STATED TASK:
From the entries below, copy every line where the string "LSTM" appears.

TASK INPUT:
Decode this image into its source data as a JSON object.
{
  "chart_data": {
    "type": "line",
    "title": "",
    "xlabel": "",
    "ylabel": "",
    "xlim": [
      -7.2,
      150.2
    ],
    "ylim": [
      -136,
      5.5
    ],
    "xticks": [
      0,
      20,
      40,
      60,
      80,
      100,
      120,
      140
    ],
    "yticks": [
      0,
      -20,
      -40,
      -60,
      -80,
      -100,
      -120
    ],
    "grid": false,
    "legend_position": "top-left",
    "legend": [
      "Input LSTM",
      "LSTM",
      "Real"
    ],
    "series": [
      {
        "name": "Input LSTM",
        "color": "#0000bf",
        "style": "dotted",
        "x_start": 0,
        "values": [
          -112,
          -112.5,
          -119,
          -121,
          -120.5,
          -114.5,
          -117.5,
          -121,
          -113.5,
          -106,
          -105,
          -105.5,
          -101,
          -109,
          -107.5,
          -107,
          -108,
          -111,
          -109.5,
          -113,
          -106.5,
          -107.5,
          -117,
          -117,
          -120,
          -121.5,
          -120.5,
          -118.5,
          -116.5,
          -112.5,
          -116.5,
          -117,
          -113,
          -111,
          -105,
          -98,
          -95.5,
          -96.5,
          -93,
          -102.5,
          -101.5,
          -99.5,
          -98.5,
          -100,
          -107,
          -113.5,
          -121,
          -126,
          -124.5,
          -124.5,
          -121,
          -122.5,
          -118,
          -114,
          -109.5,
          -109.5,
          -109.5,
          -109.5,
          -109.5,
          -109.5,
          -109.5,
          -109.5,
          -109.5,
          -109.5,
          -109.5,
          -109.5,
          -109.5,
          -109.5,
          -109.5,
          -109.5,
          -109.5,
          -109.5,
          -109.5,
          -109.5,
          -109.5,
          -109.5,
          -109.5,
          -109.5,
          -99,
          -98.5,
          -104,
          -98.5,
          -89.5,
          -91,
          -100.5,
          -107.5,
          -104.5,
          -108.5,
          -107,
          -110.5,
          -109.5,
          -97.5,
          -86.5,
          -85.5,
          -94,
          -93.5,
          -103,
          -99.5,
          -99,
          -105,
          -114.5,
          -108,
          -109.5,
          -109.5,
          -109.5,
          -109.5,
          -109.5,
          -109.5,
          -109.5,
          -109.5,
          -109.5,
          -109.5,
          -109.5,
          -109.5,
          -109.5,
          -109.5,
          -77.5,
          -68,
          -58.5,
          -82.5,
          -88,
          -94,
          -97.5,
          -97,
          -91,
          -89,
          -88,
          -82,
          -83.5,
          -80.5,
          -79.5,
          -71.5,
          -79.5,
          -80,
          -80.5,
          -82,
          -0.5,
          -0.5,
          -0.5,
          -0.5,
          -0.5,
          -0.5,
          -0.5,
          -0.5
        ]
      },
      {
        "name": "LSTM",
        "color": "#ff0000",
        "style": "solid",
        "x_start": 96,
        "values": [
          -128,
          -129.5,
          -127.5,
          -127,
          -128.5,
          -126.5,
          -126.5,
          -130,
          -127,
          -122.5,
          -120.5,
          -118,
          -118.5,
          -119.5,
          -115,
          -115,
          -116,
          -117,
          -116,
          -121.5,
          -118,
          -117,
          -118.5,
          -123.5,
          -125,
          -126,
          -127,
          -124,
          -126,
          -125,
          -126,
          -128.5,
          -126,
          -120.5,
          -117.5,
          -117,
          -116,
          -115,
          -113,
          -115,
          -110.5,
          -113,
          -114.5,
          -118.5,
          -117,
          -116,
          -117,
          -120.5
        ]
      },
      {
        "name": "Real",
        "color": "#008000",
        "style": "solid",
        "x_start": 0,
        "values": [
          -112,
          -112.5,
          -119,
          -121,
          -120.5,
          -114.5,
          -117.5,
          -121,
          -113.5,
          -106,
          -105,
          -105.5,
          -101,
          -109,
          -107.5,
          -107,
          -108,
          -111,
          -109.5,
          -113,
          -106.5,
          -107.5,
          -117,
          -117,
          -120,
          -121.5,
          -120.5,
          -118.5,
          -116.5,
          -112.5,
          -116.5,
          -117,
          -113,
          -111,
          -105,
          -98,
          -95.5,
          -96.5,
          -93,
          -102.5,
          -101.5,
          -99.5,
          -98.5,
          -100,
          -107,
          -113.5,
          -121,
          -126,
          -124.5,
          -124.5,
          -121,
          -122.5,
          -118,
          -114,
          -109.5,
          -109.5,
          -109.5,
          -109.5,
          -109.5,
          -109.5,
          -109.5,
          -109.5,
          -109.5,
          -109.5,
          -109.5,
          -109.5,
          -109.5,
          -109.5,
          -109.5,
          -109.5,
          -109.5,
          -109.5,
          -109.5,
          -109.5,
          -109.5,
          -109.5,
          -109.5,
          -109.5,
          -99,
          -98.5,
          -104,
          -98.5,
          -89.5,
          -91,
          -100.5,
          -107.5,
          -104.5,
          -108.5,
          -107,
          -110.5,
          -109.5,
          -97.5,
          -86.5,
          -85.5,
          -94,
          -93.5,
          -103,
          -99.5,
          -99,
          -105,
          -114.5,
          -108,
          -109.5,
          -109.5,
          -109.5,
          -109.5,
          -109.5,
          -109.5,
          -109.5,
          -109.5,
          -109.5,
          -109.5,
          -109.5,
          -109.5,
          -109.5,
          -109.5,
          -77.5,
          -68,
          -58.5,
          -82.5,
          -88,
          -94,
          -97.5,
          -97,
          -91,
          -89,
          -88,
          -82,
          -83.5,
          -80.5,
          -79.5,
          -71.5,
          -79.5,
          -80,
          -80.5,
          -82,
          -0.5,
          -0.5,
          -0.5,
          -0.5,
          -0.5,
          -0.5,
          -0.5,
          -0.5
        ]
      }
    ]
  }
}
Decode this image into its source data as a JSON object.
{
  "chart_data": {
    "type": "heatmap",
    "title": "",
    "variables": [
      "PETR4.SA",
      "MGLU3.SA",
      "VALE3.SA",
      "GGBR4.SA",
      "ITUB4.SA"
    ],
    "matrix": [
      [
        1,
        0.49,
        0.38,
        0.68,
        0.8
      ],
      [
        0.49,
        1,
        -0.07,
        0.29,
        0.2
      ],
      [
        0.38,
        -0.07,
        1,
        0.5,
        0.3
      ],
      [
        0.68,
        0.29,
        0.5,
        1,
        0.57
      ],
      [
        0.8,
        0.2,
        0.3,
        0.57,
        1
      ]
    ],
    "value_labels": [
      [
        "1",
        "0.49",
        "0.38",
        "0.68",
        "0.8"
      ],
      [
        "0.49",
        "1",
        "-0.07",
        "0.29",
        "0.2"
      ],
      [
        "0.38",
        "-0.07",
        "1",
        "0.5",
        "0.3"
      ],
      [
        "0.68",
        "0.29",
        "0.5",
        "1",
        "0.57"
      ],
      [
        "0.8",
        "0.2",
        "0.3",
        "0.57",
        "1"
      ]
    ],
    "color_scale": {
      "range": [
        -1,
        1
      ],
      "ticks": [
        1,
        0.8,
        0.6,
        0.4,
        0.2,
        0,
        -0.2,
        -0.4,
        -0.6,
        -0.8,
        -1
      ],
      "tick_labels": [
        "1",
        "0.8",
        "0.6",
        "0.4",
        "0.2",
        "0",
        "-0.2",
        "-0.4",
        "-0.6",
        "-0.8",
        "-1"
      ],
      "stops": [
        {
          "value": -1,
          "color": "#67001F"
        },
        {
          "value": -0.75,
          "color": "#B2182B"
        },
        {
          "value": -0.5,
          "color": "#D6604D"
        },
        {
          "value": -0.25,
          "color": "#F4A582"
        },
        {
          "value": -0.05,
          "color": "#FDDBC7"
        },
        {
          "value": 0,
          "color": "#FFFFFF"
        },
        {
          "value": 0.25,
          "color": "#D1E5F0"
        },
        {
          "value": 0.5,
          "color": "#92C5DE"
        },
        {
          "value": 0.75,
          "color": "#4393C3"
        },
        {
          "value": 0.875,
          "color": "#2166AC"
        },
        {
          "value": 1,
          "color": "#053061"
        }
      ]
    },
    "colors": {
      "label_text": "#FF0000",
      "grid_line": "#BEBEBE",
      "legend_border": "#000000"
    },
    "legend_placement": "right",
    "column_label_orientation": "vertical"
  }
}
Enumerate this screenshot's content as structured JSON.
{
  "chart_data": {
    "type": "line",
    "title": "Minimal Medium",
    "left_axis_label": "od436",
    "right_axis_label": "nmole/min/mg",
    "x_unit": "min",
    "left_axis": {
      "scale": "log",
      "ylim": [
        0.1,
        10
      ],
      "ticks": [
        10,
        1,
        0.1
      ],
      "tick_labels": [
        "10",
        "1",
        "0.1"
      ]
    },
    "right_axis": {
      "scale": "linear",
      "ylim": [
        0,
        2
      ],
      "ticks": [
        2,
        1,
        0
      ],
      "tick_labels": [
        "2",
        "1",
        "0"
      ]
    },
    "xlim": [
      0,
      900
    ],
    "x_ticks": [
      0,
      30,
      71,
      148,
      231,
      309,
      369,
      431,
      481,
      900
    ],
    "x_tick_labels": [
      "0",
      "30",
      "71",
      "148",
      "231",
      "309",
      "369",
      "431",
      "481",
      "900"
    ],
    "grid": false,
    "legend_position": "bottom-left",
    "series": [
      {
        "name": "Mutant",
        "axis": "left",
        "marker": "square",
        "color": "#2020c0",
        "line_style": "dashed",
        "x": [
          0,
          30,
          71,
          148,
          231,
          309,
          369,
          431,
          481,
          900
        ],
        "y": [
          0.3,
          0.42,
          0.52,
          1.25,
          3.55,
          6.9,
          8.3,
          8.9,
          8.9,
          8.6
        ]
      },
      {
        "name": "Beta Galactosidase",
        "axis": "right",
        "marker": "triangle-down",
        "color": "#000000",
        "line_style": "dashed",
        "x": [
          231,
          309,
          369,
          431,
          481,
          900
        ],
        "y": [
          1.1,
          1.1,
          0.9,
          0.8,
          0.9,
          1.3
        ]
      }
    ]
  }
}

CORRECT RESPONSE:
      "Input LSTM",
      "LSTM",
        "name": "Input LSTM",
        "name": "LSTM",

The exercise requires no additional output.